● **Problem to solve**
Beginning with the line that holds "Output a JSON" and ending with the last line below, repeat each line exactly, leaving any pictures out.

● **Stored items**
-=-=-

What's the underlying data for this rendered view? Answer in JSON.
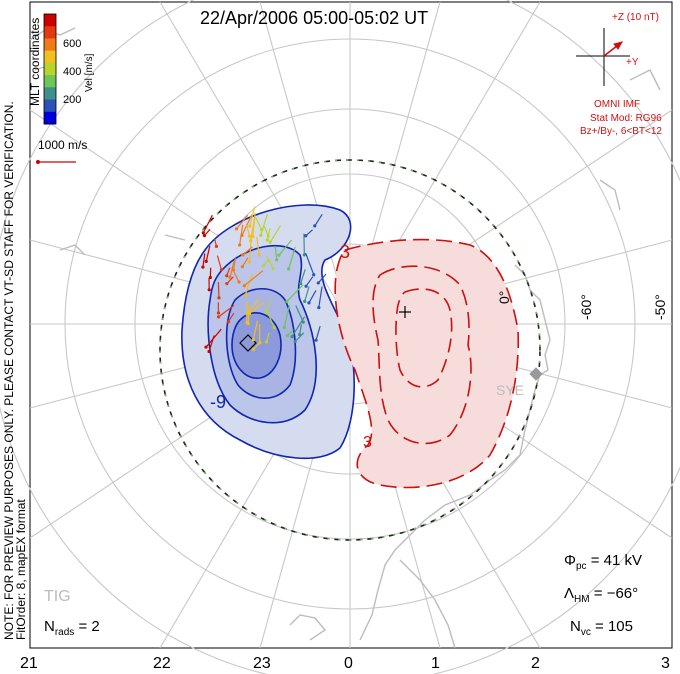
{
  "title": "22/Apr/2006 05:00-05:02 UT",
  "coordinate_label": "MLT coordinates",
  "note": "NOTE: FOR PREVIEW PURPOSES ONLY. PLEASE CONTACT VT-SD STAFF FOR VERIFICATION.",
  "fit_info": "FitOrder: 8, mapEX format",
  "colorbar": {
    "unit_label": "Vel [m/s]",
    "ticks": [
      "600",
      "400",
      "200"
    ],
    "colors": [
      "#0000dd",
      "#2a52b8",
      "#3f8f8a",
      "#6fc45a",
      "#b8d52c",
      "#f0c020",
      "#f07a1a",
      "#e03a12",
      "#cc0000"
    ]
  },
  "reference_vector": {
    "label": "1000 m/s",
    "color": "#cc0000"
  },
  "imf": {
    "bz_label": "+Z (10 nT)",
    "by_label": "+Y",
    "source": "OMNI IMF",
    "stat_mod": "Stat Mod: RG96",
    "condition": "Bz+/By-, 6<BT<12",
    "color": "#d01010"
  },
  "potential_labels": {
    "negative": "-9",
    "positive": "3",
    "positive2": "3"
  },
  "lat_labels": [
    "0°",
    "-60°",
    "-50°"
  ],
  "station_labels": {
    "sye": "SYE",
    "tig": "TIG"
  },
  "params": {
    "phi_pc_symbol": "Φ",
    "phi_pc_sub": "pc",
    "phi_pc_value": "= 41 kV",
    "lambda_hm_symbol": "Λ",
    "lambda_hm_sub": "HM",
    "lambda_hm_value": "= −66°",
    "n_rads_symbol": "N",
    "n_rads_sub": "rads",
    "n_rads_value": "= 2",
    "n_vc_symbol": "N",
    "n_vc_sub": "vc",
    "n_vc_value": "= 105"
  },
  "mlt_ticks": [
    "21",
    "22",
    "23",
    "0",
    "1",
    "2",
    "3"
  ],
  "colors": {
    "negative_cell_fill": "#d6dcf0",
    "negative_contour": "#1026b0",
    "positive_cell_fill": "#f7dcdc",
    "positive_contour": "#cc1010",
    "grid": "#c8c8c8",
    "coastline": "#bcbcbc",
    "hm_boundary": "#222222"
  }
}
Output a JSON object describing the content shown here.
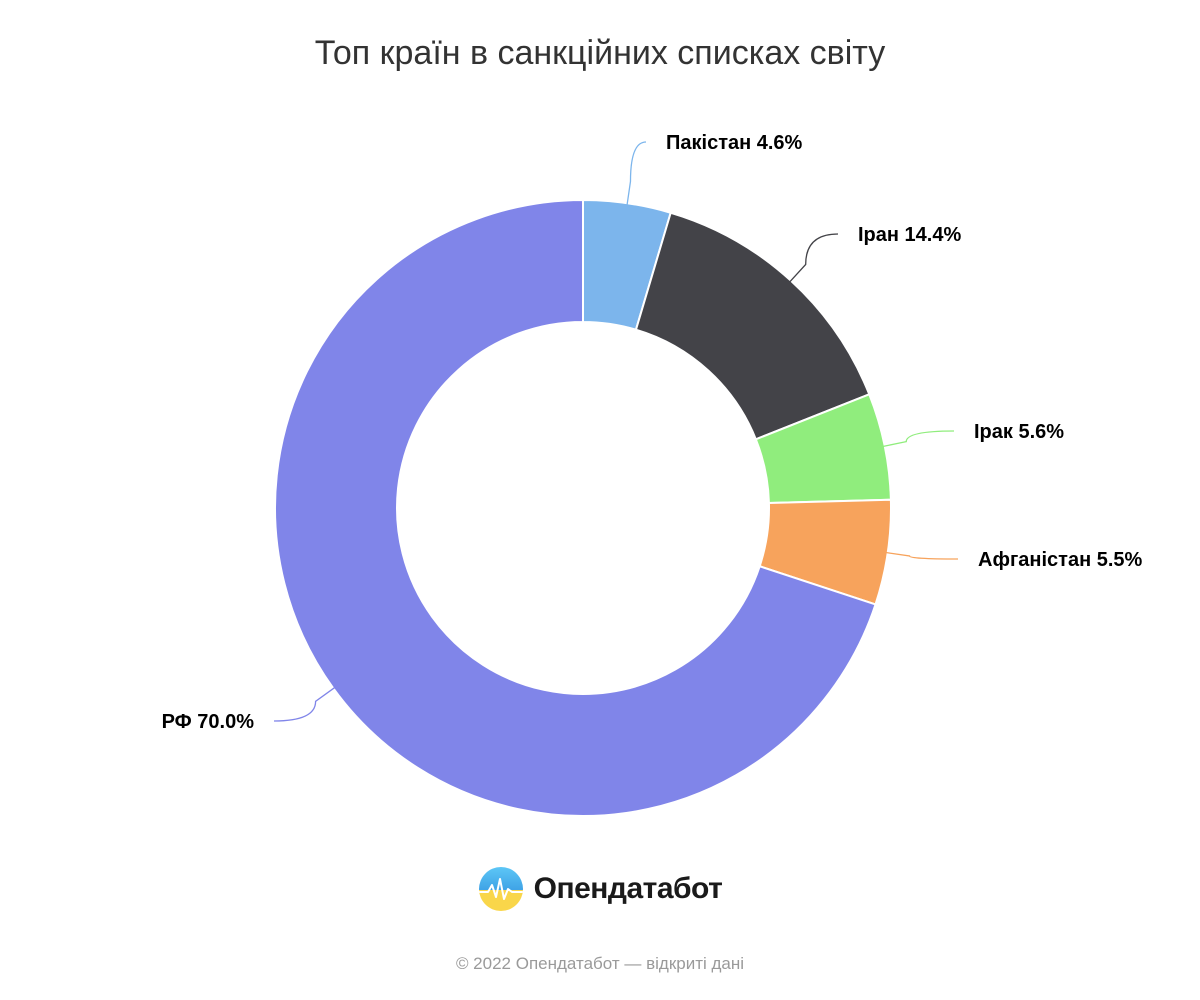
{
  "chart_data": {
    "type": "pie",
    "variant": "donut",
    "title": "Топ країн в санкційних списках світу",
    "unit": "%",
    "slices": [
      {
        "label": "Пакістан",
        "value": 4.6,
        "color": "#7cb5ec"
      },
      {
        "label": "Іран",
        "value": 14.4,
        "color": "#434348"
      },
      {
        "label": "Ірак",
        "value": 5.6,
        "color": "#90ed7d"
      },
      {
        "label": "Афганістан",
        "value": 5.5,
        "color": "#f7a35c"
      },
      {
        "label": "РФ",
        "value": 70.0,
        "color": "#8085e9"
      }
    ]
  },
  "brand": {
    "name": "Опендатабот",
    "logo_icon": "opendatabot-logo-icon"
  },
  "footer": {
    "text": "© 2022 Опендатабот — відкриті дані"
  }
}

-=-=-

● **Response to this exercise**
Output a JSON object describing the content shown here.
{
  "chart_data": {
    "type": "pie",
    "variant": "donut",
    "title": "Топ країн в санкційних списках світу",
    "unit": "%",
    "slices": [
      {
        "label": "Пакістан",
        "value": 4.6,
        "color": "#7cb5ec"
      },
      {
        "label": "Іран",
        "value": 14.4,
        "color": "#434348"
      },
      {
        "label": "Ірак",
        "value": 5.6,
        "color": "#90ed7d"
      },
      {
        "label": "Афганістан",
        "value": 5.5,
        "color": "#f7a35c"
      },
      {
        "label": "РФ",
        "value": 70.0,
        "color": "#8085e9"
      }
    ]
  },
  "brand": {
    "name": "Опендатабот",
    "logo_icon": "opendatabot-logo-icon"
  },
  "footer": {
    "text": "© 2022 Опендатабот — відкриті дані"
  }
}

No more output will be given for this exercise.